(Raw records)
########################################

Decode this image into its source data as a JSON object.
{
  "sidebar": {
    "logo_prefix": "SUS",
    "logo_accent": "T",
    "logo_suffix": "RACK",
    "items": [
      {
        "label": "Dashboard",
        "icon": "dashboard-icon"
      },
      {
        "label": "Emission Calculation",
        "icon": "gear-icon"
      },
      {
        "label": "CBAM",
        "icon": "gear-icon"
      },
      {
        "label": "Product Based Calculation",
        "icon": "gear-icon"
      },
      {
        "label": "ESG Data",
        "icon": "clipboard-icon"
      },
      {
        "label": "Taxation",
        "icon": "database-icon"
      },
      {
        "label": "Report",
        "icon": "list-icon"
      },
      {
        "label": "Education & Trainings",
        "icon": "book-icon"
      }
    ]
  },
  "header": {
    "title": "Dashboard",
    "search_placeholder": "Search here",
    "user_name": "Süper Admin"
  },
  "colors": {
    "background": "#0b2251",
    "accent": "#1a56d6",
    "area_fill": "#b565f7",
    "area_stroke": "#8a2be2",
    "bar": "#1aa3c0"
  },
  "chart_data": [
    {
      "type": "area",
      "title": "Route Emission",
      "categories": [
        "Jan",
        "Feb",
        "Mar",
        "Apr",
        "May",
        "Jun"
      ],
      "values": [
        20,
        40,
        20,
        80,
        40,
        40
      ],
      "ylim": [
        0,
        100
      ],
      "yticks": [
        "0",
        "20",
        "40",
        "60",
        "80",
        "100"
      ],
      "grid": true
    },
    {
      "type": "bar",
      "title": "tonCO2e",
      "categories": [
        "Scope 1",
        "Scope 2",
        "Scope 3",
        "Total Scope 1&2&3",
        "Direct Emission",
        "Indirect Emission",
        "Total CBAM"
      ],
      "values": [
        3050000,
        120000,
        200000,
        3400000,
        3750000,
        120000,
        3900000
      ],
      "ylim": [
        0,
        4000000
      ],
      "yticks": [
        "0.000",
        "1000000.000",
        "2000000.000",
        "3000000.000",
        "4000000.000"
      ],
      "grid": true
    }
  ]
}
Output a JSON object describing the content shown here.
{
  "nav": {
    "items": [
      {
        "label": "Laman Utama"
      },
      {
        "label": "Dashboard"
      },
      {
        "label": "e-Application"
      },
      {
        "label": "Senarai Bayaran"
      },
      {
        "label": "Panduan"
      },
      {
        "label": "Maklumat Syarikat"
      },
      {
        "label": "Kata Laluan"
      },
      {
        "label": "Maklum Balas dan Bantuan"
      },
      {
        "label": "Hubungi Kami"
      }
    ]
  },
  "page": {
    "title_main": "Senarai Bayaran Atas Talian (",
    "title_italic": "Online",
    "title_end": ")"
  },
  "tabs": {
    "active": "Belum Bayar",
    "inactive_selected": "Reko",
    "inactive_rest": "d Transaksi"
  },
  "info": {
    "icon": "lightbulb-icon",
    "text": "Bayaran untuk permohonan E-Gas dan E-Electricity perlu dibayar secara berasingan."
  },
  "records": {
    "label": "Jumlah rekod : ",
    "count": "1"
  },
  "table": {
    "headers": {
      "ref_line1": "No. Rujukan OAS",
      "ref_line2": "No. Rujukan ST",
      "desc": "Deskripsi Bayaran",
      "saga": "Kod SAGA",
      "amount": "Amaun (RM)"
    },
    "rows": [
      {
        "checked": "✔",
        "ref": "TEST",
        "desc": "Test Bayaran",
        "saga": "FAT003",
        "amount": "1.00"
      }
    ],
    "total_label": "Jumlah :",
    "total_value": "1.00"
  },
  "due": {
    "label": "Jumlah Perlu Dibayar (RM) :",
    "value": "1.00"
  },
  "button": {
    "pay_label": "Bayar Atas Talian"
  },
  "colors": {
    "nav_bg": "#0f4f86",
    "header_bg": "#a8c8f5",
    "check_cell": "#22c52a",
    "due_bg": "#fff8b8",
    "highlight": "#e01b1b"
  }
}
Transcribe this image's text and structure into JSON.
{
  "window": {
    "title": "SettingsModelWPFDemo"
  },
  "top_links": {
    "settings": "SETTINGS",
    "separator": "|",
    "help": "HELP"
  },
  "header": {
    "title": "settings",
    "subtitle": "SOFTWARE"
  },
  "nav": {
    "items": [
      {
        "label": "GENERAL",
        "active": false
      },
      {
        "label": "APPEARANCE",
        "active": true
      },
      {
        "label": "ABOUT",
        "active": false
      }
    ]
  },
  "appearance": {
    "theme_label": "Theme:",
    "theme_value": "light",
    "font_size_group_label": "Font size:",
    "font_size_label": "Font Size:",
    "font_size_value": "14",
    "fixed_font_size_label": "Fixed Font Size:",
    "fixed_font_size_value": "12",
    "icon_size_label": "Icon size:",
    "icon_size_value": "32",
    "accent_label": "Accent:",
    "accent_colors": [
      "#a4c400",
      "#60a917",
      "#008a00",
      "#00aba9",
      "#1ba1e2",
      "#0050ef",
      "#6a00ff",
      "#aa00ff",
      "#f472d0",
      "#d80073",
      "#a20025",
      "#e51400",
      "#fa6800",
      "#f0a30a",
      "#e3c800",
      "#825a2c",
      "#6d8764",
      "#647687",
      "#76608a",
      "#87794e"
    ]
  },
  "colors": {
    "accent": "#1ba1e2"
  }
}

########################################

_INSTRUCTIONS TO FOLLOW_
Pick out each line in the material containing "Calculation".

_EXERCISE RESPONSE_
        "label": "Emission Calculation",
        "label": "Product Based Calculation",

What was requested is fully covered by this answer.